• [Your task]:
Which lines contain the string "Médecine"? Please list every one of them.

• [Input data]:
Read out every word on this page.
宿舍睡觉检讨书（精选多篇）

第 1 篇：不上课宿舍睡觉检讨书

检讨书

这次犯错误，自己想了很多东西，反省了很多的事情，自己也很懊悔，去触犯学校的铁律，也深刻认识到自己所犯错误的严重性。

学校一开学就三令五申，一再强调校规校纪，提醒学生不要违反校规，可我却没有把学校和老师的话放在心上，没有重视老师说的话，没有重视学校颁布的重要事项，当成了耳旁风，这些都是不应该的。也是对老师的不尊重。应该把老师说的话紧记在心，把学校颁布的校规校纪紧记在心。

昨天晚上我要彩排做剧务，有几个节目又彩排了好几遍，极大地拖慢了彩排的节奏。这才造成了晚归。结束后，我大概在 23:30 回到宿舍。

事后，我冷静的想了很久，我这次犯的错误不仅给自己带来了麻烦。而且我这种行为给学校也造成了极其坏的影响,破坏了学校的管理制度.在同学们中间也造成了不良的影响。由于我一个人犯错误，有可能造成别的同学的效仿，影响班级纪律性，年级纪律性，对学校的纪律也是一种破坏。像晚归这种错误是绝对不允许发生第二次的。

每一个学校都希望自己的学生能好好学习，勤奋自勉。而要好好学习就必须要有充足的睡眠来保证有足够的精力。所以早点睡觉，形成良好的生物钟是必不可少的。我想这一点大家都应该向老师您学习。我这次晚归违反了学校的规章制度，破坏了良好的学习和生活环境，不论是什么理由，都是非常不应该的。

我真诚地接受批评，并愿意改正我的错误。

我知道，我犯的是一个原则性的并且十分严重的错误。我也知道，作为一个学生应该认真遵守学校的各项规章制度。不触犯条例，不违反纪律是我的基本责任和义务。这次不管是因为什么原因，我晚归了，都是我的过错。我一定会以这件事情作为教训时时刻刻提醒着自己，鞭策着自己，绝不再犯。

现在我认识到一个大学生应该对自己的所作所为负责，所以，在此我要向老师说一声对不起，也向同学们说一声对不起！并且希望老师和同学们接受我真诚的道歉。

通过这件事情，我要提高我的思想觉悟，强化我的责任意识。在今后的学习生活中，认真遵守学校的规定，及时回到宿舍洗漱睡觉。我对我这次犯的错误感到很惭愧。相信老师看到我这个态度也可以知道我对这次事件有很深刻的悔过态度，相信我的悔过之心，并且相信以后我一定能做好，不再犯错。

---

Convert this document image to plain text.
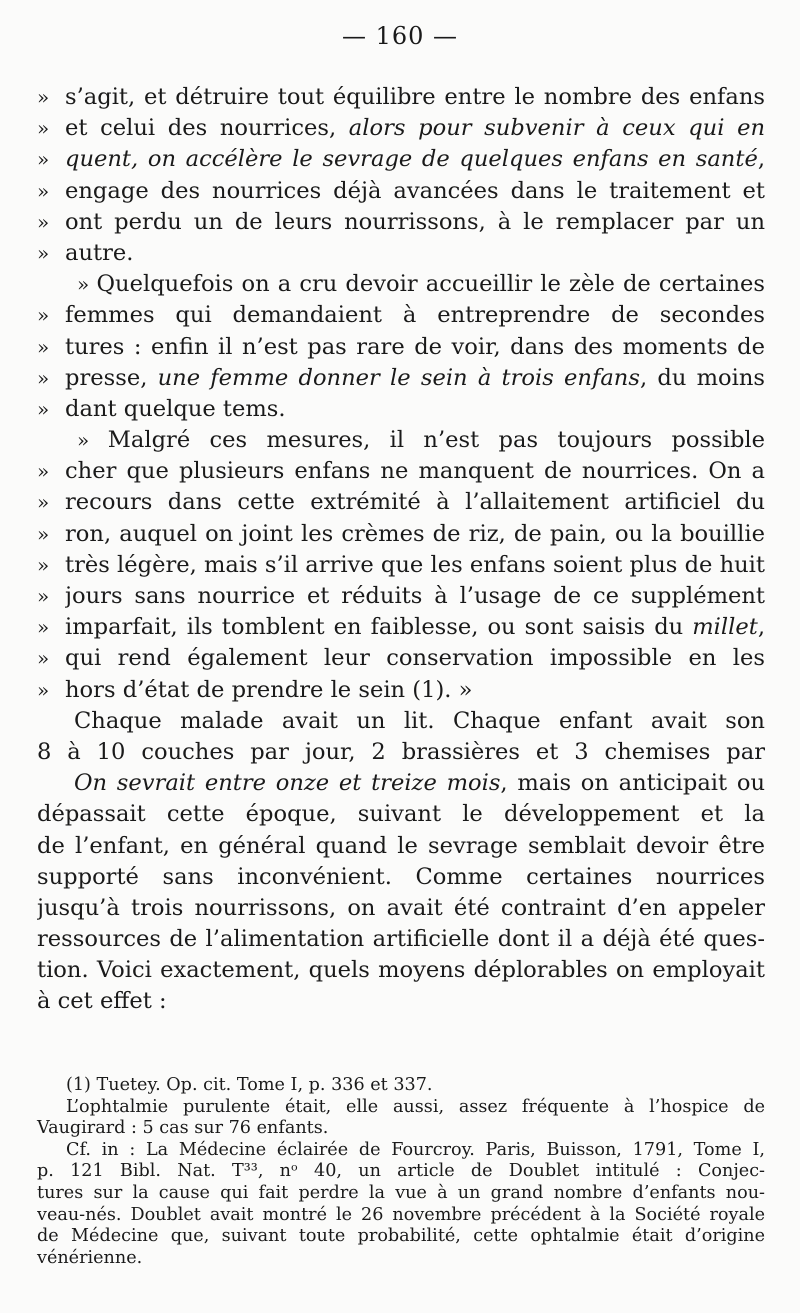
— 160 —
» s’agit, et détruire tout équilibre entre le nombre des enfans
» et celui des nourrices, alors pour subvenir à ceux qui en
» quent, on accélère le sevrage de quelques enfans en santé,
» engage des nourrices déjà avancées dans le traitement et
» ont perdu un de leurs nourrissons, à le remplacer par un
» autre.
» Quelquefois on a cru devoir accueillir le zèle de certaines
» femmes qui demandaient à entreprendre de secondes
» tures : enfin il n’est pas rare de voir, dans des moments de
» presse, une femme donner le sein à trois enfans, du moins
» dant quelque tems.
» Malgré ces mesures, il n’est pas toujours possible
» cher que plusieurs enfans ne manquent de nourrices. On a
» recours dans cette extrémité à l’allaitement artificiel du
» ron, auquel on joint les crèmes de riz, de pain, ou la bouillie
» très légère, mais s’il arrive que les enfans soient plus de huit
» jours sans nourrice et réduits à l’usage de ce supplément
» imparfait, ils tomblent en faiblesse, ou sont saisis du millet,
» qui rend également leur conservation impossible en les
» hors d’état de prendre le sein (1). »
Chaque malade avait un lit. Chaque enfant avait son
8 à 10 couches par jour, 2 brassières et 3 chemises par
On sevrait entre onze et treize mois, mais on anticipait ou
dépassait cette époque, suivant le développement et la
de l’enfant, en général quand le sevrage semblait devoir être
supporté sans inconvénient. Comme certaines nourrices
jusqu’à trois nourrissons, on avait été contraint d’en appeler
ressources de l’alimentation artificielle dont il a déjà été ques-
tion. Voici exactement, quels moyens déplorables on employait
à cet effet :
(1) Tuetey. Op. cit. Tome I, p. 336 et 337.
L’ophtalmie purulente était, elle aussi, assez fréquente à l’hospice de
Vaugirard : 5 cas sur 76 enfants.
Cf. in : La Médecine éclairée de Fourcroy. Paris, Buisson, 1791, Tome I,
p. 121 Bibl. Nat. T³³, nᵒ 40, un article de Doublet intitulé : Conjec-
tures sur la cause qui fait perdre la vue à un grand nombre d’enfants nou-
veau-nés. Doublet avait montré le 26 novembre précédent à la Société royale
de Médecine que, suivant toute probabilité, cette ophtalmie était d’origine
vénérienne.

• [Exercise solution]:
Cf. in : La Médecine éclairée de Fourcroy. Paris, Buisson, 1791, Tome I,
de Médecine que, suivant toute probabilité, cette ophtalmie était d’origine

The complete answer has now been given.